EXERCISE REQUIREMENTS: Keep only those lines of the records that include the string "JSON".

Saved entries
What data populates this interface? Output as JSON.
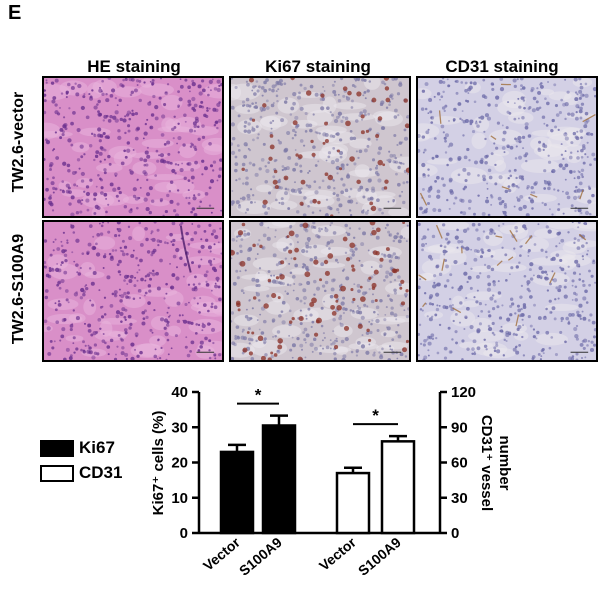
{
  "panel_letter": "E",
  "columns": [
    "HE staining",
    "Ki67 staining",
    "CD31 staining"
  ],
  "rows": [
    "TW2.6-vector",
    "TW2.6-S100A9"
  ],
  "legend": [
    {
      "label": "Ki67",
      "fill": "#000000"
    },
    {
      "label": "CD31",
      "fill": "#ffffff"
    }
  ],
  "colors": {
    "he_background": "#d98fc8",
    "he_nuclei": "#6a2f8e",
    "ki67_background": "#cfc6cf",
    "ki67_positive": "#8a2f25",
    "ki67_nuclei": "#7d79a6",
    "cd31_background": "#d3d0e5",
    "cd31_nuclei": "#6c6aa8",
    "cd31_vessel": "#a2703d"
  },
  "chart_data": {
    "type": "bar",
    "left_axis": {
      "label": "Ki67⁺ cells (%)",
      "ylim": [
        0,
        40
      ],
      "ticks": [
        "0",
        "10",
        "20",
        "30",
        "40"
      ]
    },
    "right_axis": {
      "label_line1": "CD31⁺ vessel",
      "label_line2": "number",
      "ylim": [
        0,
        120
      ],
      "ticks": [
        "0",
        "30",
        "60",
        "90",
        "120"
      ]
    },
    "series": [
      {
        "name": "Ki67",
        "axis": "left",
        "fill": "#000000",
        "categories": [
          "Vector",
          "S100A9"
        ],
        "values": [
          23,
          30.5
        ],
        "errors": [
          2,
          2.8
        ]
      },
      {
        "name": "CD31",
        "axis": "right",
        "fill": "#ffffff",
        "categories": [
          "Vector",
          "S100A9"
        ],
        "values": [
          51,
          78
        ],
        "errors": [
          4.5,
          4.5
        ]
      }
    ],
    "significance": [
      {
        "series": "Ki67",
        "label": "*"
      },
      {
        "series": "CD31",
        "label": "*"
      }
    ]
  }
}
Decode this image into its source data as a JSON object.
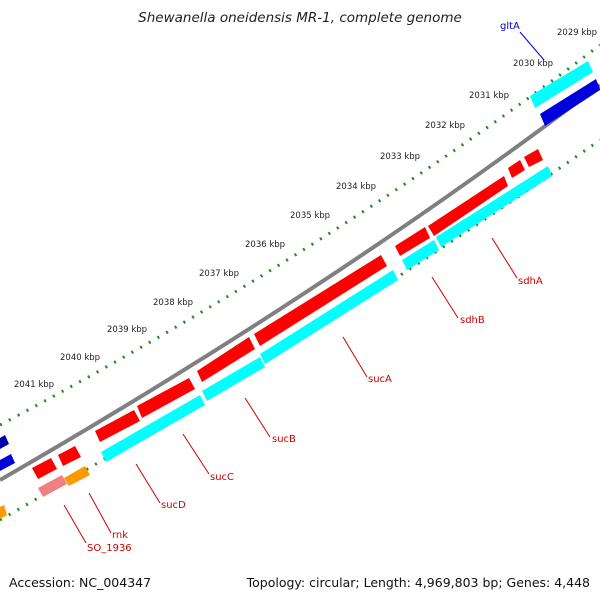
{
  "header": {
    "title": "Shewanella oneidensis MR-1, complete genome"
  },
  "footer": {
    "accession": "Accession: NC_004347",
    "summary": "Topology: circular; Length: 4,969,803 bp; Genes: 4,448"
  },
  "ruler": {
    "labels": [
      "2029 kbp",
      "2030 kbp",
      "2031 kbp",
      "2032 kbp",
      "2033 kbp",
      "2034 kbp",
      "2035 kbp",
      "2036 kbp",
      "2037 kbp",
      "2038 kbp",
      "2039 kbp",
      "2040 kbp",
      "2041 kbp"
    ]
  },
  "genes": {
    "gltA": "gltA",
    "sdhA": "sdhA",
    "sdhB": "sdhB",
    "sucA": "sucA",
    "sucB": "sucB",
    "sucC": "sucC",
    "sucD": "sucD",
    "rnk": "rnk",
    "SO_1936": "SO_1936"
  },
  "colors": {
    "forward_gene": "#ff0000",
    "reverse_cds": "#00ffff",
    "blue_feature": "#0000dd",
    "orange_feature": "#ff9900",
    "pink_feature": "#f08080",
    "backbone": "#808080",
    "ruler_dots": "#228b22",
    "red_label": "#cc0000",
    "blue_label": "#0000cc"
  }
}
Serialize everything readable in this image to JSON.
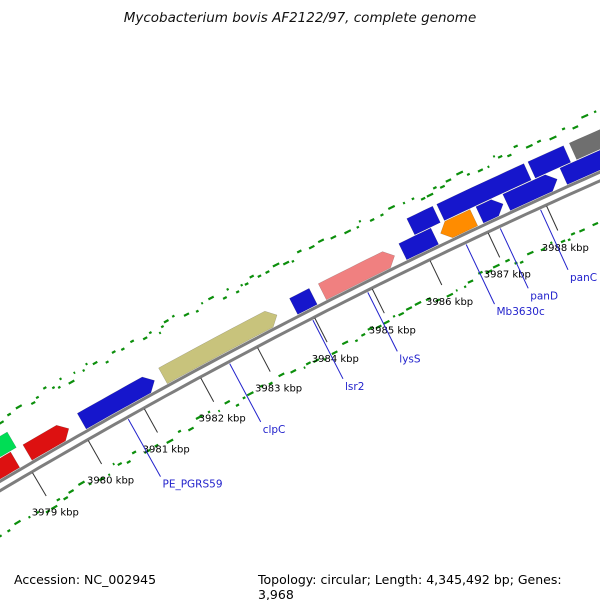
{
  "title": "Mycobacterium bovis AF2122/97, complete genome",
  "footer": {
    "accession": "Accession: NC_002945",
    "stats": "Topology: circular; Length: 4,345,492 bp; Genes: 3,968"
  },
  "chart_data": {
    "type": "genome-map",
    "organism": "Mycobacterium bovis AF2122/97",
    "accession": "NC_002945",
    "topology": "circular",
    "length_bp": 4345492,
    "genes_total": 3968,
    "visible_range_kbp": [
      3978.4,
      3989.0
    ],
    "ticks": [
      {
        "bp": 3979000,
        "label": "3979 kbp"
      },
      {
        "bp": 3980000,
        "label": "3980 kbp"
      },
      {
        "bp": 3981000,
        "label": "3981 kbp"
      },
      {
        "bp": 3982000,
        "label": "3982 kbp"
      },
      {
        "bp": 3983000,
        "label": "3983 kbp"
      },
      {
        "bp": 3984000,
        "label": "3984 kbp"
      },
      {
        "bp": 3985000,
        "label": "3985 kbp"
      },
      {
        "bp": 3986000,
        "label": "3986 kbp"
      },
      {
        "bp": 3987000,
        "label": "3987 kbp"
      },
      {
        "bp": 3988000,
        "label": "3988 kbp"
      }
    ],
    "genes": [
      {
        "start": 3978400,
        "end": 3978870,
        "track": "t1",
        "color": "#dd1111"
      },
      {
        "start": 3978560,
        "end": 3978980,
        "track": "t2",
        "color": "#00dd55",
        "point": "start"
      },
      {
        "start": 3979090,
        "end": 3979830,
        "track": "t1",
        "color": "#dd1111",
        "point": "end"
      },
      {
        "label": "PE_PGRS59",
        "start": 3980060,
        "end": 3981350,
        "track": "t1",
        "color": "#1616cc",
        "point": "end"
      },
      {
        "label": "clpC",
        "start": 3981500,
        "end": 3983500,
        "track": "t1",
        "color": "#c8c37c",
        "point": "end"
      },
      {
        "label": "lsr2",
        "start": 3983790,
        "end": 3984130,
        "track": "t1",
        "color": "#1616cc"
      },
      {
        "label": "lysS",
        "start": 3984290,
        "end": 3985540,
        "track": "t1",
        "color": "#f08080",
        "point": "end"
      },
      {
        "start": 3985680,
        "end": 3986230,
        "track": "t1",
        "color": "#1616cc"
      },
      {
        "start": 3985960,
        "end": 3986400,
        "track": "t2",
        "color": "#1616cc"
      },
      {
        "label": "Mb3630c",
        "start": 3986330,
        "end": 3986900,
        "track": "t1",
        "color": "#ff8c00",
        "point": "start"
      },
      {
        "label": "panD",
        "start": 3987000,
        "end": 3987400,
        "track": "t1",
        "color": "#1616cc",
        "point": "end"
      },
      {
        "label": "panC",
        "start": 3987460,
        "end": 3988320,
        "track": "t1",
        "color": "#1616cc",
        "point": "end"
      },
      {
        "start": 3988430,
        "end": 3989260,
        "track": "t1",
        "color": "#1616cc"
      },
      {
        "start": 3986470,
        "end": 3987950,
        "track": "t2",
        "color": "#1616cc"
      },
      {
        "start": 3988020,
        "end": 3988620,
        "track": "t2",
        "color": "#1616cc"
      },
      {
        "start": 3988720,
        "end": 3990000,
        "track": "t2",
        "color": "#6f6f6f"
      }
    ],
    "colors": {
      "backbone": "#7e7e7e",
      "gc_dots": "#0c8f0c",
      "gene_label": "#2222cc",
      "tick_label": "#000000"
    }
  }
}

EXERCISE RESULT:
What data populates this interface? Output as JSON.
Decode this image into its source data as a JSON object.
Serialize everything readable in this image to JSON.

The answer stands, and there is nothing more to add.